# DATA TO PROCESS
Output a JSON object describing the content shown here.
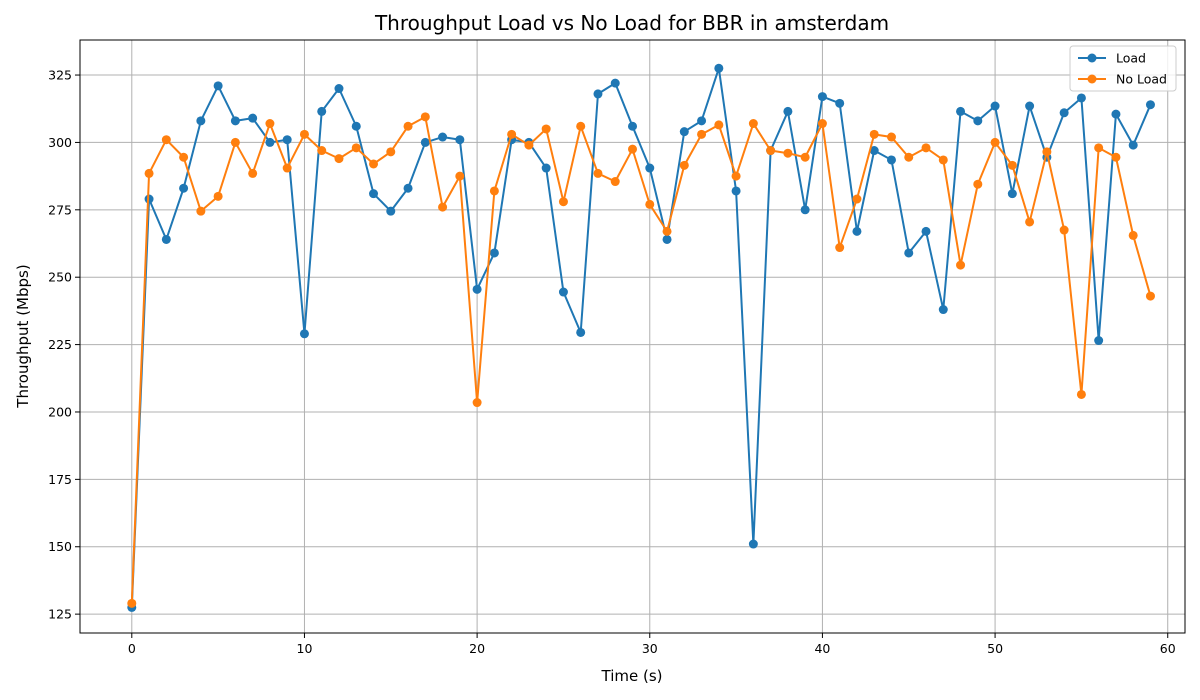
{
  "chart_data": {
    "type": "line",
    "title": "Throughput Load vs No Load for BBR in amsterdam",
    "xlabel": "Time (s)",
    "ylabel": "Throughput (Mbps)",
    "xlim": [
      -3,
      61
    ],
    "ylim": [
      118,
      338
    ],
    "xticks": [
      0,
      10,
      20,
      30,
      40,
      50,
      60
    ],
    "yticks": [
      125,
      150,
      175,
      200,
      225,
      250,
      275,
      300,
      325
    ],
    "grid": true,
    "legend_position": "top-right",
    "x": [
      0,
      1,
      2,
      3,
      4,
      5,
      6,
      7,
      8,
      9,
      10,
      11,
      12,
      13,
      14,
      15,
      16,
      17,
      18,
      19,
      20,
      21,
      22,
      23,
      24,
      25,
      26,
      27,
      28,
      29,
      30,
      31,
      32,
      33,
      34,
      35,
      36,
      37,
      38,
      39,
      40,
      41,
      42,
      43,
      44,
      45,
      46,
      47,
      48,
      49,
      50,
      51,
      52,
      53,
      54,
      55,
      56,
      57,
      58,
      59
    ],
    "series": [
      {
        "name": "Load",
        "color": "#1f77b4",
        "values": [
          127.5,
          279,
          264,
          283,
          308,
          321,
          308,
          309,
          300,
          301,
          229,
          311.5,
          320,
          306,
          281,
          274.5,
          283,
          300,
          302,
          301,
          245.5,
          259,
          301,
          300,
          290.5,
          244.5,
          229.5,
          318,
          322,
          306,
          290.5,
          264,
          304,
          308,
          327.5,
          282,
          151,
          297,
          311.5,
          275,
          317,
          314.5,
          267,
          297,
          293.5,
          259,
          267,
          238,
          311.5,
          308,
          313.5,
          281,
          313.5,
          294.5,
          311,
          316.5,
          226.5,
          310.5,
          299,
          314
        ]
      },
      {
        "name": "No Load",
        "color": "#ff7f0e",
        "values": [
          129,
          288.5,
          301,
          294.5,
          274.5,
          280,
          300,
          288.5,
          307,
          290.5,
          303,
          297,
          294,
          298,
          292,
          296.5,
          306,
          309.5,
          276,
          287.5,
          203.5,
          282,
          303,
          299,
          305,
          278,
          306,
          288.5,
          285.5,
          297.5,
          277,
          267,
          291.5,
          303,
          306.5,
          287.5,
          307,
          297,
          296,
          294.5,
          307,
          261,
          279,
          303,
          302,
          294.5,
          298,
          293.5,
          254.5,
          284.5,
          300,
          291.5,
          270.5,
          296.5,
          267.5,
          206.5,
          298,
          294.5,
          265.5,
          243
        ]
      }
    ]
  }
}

# WHAT THE TASK REQUIRES
Repeat the data in full and exactly. Omit pictures.

# EXERCISE ANSWER
Output a JSON object describing the content shown here.
{
  "chart_data": {
    "type": "line",
    "title": "Throughput Load vs No Load for BBR in amsterdam",
    "xlabel": "Time (s)",
    "ylabel": "Throughput (Mbps)",
    "xlim": [
      -3,
      61
    ],
    "ylim": [
      118,
      338
    ],
    "xticks": [
      0,
      10,
      20,
      30,
      40,
      50,
      60
    ],
    "yticks": [
      125,
      150,
      175,
      200,
      225,
      250,
      275,
      300,
      325
    ],
    "grid": true,
    "legend_position": "top-right",
    "x": [
      0,
      1,
      2,
      3,
      4,
      5,
      6,
      7,
      8,
      9,
      10,
      11,
      12,
      13,
      14,
      15,
      16,
      17,
      18,
      19,
      20,
      21,
      22,
      23,
      24,
      25,
      26,
      27,
      28,
      29,
      30,
      31,
      32,
      33,
      34,
      35,
      36,
      37,
      38,
      39,
      40,
      41,
      42,
      43,
      44,
      45,
      46,
      47,
      48,
      49,
      50,
      51,
      52,
      53,
      54,
      55,
      56,
      57,
      58,
      59
    ],
    "series": [
      {
        "name": "Load",
        "color": "#1f77b4",
        "values": [
          127.5,
          279,
          264,
          283,
          308,
          321,
          308,
          309,
          300,
          301,
          229,
          311.5,
          320,
          306,
          281,
          274.5,
          283,
          300,
          302,
          301,
          245.5,
          259,
          301,
          300,
          290.5,
          244.5,
          229.5,
          318,
          322,
          306,
          290.5,
          264,
          304,
          308,
          327.5,
          282,
          151,
          297,
          311.5,
          275,
          317,
          314.5,
          267,
          297,
          293.5,
          259,
          267,
          238,
          311.5,
          308,
          313.5,
          281,
          313.5,
          294.5,
          311,
          316.5,
          226.5,
          310.5,
          299,
          314
        ]
      },
      {
        "name": "No Load",
        "color": "#ff7f0e",
        "values": [
          129,
          288.5,
          301,
          294.5,
          274.5,
          280,
          300,
          288.5,
          307,
          290.5,
          303,
          297,
          294,
          298,
          292,
          296.5,
          306,
          309.5,
          276,
          287.5,
          203.5,
          282,
          303,
          299,
          305,
          278,
          306,
          288.5,
          285.5,
          297.5,
          277,
          267,
          291.5,
          303,
          306.5,
          287.5,
          307,
          297,
          296,
          294.5,
          307,
          261,
          279,
          303,
          302,
          294.5,
          298,
          293.5,
          254.5,
          284.5,
          300,
          291.5,
          270.5,
          296.5,
          267.5,
          206.5,
          298,
          294.5,
          265.5,
          243
        ]
      }
    ]
  }
}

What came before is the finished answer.